## Work to complete
Copy exactly the last part of the entries, starting from the line with "Reverse-engineer this chart into JSON." and including the final line.

## Given entries
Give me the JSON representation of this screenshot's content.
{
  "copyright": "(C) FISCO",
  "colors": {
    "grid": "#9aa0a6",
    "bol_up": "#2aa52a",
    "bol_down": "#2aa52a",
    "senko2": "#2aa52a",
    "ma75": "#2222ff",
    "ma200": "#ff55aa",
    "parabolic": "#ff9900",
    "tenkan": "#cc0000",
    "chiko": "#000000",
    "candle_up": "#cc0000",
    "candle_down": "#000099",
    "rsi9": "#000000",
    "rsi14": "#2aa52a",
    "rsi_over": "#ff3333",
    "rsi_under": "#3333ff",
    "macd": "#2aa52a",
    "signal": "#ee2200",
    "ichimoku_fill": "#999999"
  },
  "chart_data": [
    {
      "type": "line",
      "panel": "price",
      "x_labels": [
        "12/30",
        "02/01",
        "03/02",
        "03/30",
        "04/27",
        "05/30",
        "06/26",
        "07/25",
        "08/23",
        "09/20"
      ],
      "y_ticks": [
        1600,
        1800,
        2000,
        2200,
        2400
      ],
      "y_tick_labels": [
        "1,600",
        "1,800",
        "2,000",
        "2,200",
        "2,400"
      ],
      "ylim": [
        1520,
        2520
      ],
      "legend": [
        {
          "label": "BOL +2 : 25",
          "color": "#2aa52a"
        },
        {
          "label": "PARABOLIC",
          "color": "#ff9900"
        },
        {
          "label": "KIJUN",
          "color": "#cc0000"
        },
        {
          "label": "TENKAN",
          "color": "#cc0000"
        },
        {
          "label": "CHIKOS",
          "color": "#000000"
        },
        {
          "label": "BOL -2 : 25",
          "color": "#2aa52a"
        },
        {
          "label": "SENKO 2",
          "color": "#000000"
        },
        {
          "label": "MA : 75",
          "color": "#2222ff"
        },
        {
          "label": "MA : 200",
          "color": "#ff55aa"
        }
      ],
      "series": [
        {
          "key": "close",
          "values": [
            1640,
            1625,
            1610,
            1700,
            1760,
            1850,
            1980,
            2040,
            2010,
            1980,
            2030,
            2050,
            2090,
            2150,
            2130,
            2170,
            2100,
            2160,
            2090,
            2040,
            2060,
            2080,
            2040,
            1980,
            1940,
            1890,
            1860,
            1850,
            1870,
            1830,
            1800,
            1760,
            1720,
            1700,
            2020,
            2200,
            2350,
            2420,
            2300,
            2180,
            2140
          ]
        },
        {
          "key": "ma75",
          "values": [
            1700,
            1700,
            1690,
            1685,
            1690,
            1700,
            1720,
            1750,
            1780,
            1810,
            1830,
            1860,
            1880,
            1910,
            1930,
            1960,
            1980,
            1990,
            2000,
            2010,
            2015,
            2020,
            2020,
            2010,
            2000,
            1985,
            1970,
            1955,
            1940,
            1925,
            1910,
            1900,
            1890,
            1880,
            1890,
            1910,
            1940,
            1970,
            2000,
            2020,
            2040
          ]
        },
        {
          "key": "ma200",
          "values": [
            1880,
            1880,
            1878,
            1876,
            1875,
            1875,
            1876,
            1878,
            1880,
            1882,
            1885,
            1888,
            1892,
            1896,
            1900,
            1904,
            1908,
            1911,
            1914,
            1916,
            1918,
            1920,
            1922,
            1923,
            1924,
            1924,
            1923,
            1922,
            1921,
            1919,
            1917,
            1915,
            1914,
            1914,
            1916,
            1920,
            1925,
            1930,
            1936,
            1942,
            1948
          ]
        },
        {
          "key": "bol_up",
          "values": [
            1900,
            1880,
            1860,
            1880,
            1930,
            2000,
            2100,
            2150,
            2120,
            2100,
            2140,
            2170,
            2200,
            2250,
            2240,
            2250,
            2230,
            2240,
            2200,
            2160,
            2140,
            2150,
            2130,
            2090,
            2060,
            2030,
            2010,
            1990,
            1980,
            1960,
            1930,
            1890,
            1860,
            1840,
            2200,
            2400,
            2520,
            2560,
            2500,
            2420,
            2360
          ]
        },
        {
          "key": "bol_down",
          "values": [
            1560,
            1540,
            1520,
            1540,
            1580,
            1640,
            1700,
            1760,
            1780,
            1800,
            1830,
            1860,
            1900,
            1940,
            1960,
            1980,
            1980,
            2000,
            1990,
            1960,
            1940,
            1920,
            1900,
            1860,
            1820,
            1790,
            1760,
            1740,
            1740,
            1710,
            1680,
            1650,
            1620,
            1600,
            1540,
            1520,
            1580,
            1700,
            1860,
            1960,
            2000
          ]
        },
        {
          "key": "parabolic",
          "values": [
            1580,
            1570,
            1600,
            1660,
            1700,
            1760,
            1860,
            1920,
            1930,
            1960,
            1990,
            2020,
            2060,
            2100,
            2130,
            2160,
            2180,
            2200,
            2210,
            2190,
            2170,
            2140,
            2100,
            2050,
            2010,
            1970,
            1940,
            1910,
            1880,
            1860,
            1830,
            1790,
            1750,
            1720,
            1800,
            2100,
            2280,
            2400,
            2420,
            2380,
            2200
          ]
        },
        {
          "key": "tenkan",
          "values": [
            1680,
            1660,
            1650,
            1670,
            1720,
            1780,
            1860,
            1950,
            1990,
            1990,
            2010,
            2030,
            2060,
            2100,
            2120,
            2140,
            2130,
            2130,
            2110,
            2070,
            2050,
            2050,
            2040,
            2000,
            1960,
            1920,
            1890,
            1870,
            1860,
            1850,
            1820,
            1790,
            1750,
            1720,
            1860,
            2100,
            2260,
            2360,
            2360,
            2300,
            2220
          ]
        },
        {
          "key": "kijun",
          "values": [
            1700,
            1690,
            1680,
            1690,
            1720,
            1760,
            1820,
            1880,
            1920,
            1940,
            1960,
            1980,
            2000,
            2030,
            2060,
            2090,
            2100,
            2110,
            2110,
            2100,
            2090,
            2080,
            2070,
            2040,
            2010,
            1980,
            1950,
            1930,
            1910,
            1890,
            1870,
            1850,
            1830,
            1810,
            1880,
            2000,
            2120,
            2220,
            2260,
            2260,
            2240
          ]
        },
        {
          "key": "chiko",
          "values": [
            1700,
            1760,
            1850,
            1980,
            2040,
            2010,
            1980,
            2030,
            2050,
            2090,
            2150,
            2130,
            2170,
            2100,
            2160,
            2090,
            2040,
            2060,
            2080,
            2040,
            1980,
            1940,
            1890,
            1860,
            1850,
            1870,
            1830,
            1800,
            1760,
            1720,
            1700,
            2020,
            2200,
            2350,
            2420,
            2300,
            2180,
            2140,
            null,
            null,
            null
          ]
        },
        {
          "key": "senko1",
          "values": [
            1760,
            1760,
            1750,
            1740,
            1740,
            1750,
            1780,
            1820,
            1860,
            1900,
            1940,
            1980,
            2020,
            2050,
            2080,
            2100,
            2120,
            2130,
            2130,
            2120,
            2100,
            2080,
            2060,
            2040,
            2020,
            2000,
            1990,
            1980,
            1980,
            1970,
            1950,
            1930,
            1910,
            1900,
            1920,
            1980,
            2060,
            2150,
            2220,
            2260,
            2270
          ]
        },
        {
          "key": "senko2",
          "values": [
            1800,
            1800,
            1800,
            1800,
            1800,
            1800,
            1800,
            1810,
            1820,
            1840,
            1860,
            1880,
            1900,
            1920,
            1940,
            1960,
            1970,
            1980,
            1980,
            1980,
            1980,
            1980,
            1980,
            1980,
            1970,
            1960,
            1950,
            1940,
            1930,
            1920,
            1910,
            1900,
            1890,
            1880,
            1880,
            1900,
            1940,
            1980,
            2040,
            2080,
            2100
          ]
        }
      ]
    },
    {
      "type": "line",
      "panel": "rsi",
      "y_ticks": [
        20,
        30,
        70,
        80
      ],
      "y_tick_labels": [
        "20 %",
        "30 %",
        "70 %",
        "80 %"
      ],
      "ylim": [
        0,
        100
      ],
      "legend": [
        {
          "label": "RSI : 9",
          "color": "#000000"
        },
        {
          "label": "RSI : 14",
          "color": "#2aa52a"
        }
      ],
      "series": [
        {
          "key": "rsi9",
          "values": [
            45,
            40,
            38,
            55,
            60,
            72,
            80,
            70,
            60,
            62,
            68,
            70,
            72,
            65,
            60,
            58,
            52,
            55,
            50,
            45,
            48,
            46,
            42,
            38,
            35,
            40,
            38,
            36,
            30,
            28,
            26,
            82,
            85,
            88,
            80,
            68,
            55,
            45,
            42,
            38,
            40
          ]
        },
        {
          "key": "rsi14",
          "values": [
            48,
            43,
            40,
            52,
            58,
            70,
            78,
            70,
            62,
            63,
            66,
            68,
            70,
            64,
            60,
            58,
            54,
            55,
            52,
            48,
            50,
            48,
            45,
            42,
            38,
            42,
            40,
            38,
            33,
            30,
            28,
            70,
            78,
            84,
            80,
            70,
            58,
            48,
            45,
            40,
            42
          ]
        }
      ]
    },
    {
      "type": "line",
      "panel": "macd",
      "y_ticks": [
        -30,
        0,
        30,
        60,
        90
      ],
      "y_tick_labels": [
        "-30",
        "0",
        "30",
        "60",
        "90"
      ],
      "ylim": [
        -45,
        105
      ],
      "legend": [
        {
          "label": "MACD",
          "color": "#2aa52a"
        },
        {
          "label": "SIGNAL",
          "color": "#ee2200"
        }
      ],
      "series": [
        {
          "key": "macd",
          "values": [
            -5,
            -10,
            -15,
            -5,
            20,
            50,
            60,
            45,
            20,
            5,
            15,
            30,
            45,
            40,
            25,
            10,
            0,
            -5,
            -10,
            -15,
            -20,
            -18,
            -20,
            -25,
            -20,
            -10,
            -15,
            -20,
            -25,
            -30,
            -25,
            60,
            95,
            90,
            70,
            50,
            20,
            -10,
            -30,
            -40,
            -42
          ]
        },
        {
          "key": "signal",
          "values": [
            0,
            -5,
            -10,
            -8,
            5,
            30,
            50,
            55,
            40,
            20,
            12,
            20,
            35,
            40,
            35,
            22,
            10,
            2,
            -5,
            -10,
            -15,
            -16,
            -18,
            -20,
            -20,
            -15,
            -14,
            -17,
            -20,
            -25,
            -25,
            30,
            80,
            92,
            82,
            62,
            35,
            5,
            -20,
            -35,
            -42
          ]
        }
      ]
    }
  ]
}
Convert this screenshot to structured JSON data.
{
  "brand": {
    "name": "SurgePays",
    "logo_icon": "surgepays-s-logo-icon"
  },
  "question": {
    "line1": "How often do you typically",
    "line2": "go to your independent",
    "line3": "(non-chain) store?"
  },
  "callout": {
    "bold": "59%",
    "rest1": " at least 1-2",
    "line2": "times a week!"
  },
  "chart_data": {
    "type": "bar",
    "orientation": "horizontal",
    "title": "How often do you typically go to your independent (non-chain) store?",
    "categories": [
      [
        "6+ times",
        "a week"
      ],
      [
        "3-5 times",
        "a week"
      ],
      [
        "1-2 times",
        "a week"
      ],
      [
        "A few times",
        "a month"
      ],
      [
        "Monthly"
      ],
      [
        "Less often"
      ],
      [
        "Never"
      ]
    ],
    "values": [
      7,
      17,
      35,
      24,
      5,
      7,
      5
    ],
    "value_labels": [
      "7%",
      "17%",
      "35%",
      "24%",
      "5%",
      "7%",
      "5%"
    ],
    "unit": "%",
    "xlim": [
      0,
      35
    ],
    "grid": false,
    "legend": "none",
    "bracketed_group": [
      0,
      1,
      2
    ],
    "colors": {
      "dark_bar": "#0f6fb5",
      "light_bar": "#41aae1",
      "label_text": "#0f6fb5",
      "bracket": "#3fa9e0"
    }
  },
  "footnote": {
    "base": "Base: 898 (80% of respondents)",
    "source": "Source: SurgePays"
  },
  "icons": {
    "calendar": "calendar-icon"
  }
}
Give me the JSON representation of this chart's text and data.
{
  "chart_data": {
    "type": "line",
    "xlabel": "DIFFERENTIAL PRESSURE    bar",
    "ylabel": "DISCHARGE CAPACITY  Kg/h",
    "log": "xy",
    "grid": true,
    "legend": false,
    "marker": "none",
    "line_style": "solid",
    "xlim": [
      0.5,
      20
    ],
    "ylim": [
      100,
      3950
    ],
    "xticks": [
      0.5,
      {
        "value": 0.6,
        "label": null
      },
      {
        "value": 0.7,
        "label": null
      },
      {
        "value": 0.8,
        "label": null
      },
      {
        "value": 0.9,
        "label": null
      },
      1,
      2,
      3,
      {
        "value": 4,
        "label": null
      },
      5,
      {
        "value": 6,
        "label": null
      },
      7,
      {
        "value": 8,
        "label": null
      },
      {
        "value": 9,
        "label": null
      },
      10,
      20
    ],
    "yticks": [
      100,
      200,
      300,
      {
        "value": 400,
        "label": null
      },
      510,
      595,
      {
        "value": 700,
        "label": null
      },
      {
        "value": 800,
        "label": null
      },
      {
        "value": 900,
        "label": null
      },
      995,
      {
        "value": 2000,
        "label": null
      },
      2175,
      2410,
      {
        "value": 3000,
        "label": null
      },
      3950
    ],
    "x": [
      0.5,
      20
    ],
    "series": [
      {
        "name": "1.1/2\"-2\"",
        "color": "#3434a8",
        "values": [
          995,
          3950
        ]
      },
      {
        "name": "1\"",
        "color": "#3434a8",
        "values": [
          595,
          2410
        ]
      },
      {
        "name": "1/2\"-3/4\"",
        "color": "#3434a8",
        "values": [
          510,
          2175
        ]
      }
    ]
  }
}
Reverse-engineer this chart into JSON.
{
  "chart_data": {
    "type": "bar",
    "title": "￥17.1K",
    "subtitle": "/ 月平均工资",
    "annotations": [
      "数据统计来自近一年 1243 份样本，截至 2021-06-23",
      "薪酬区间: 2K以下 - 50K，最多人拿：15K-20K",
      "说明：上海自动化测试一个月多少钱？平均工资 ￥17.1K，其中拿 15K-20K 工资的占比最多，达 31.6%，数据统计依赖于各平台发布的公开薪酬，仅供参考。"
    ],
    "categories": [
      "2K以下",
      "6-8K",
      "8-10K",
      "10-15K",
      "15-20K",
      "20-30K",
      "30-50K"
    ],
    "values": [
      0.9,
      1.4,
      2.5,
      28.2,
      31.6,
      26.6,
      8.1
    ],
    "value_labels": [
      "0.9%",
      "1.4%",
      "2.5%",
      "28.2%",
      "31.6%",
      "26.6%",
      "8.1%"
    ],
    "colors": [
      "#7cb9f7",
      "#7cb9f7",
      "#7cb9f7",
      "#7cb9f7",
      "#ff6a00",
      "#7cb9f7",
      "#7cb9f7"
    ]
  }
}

## Correct response
Reverse-engineer this chart into JSON.
{
  "chart_data": {
    "type": "bar",
    "title": "￥17.1K",
    "subtitle": "/ 月平均工资",
    "annotations": [
      "数据统计来自近一年 1243 份样本，截至 2021-06-23",
      "薪酬区间: 2K以下 - 50K，最多人拿：15K-20K",
      "说明：上海自动化测试一个月多少钱？平均工资 ￥17.1K，其中拿 15K-20K 工资的占比最多，达 31.6%，数据统计依赖于各平台发布的公开薪酬，仅供参考。"
    ],
    "categories": [
      "2K以下",
      "6-8K",
      "8-10K",
      "10-15K",
      "15-20K",
      "20-30K",
      "30-50K"
    ],
    "values": [
      0.9,
      1.4,
      2.5,
      28.2,
      31.6,
      26.6,
      8.1
    ],
    "value_labels": [
      "0.9%",
      "1.4%",
      "2.5%",
      "28.2%",
      "31.6%",
      "26.6%",
      "8.1%"
    ],
    "colors": [
      "#7cb9f7",
      "#7cb9f7",
      "#7cb9f7",
      "#7cb9f7",
      "#ff6a00",
      "#7cb9f7",
      "#7cb9f7"
    ]
  }
}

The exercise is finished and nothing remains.